Copy out word for word every line from the first one through the line containing "- margins-title: Margins: [193, 382, 251, 398]".

(ENTRIES)

****************************************

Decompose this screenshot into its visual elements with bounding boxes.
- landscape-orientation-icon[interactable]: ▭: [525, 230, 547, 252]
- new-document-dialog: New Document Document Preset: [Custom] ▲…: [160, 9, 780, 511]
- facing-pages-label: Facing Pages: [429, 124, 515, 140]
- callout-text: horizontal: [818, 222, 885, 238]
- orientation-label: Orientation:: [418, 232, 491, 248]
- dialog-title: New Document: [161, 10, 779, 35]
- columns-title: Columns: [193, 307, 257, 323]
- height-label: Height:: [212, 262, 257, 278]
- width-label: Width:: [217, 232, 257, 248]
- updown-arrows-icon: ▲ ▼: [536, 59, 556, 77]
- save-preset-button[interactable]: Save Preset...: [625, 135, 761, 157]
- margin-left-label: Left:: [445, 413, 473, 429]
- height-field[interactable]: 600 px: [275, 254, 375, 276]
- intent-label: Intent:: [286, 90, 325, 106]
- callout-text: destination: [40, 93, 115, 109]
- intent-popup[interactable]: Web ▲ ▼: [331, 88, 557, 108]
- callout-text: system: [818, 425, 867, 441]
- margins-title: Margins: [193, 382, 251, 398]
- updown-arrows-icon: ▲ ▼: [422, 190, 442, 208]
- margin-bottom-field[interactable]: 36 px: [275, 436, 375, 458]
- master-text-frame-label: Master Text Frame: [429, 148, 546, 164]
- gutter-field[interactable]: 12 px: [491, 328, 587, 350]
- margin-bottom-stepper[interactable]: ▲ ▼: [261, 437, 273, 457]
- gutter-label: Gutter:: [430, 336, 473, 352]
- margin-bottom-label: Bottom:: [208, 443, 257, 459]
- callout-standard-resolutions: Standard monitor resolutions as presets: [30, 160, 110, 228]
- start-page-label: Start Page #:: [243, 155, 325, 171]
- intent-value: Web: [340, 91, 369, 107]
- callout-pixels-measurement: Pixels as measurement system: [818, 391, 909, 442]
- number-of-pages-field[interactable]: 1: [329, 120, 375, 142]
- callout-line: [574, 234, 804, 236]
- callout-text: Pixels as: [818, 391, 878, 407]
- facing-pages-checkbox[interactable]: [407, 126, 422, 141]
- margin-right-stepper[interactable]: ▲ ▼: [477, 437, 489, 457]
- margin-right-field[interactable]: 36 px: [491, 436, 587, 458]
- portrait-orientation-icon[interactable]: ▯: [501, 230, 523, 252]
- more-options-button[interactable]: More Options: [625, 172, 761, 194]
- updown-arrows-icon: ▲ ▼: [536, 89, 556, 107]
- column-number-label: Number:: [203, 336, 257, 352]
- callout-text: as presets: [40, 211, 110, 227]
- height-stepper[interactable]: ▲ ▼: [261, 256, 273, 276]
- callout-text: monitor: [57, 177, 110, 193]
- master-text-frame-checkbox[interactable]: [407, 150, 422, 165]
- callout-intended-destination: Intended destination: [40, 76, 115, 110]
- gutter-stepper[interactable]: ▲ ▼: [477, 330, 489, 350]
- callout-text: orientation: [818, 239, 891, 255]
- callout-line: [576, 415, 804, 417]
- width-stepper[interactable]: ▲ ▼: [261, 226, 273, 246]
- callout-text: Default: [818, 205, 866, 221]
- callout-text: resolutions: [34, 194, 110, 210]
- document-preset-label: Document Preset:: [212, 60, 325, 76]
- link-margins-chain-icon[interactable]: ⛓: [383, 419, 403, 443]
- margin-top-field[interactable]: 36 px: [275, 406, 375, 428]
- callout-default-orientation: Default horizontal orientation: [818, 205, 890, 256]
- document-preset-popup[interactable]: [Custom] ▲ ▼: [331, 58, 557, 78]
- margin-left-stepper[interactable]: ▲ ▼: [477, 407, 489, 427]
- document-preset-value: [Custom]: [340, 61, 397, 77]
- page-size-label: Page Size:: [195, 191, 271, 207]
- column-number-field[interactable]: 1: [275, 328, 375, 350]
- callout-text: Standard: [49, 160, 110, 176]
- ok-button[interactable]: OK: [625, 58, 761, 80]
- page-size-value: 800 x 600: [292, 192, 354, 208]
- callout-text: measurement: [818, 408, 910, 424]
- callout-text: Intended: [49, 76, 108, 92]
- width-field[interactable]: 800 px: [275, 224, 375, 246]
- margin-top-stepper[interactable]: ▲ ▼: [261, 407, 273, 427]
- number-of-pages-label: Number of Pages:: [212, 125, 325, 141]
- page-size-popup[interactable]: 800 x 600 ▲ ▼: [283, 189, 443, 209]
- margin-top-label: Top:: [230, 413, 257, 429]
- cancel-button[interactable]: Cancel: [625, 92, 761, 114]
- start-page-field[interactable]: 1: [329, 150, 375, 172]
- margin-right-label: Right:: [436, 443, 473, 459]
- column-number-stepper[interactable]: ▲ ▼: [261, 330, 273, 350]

****************************************

(SOLUTION)
Decompose this screenshot into its visual elements with bounding boxes.
- landscape-orientation-icon[interactable]: ▭: [525, 230, 547, 252]
- new-document-dialog: New Document Document Preset: [Custom] ▲…: [160, 9, 780, 511]
- facing-pages-label: Facing Pages: [429, 124, 515, 140]
- callout-text: horizontal: [818, 222, 885, 238]
- orientation-label: Orientation:: [418, 232, 491, 248]
- dialog-title: New Document: [161, 10, 779, 35]
- columns-title: Columns: [193, 307, 257, 323]
- height-label: Height:: [212, 262, 257, 278]
- width-label: Width:: [217, 232, 257, 248]
- updown-arrows-icon: ▲ ▼: [536, 59, 556, 77]
- save-preset-button[interactable]: Save Preset...: [625, 135, 761, 157]
- margin-left-label: Left:: [445, 413, 473, 429]
- height-field[interactable]: 600 px: [275, 254, 375, 276]
- intent-label: Intent:: [286, 90, 325, 106]
- callout-text: destination: [40, 93, 115, 109]
- intent-popup[interactable]: Web ▲ ▼: [331, 88, 557, 108]
- callout-text: system: [818, 425, 867, 441]
- margins-title: Margins: [193, 382, 251, 398]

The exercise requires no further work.